PROBLEM DESCRIPTION.
Copy every line of the records below where the word "phone" occurs.

--- Start SUPPLIED RECORDS ---

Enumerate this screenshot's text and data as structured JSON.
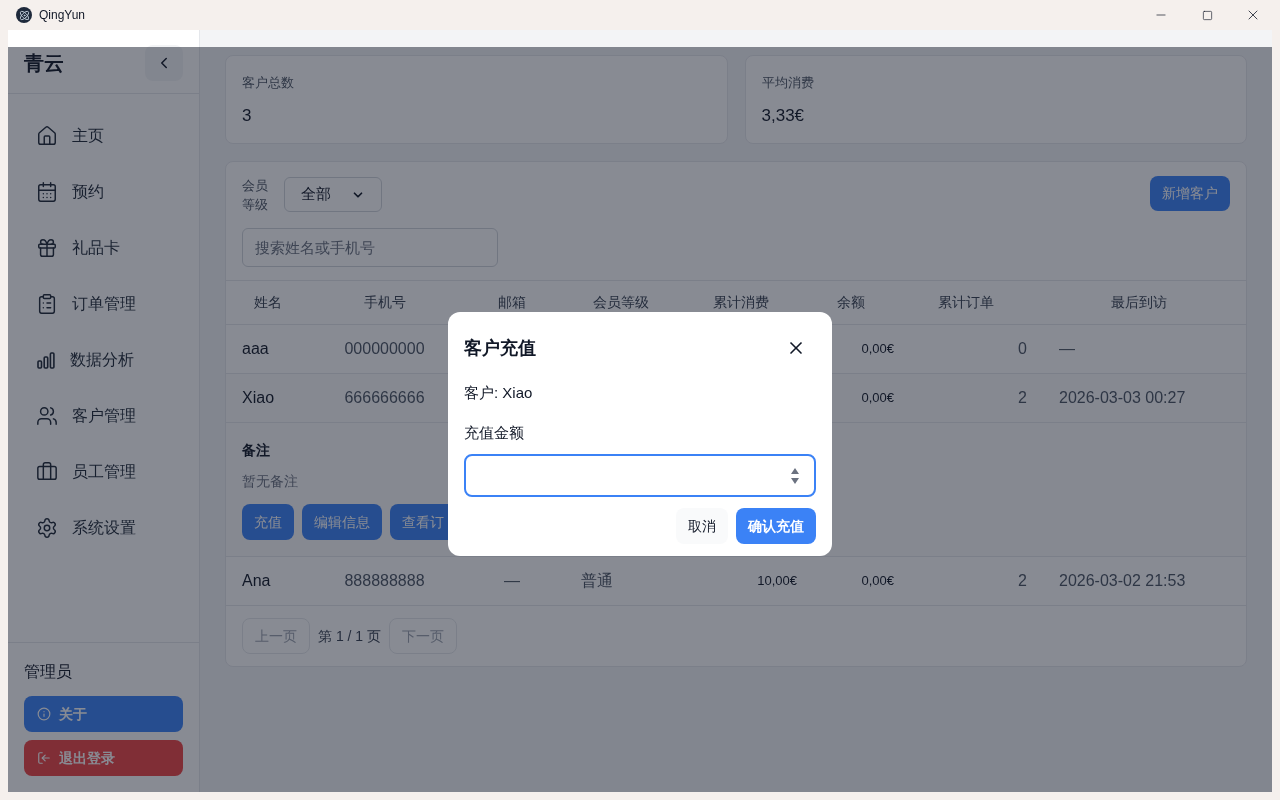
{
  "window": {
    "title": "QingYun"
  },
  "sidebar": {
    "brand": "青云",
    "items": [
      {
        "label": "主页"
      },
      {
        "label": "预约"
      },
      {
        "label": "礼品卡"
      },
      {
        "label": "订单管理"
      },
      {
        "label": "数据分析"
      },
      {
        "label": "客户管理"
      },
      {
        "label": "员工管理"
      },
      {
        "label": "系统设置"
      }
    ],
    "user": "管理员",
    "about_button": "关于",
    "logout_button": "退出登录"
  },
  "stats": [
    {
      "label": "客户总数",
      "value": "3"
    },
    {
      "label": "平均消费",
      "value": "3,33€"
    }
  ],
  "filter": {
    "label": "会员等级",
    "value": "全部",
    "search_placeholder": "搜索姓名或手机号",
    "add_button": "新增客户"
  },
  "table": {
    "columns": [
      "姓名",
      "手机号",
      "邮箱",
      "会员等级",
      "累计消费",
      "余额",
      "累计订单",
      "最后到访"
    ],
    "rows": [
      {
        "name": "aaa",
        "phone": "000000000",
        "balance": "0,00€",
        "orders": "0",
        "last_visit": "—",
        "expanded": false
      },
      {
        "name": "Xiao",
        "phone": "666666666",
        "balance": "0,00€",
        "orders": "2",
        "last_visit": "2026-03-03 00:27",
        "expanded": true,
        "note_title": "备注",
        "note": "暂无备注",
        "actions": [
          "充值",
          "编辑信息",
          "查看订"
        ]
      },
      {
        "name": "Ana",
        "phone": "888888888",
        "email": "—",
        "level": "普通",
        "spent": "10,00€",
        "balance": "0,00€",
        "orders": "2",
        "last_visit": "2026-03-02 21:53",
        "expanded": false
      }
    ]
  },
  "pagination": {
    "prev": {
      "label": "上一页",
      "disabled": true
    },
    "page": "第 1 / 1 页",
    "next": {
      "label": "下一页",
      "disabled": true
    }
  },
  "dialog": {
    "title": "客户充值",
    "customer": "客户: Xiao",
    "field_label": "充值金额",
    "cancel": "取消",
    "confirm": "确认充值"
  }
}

--- End SUPPLIED RECORDS ---

COMPLETE OUTPUT.
        "phone": "000000000",
        "phone": "666666666",
        "phone": "888888888",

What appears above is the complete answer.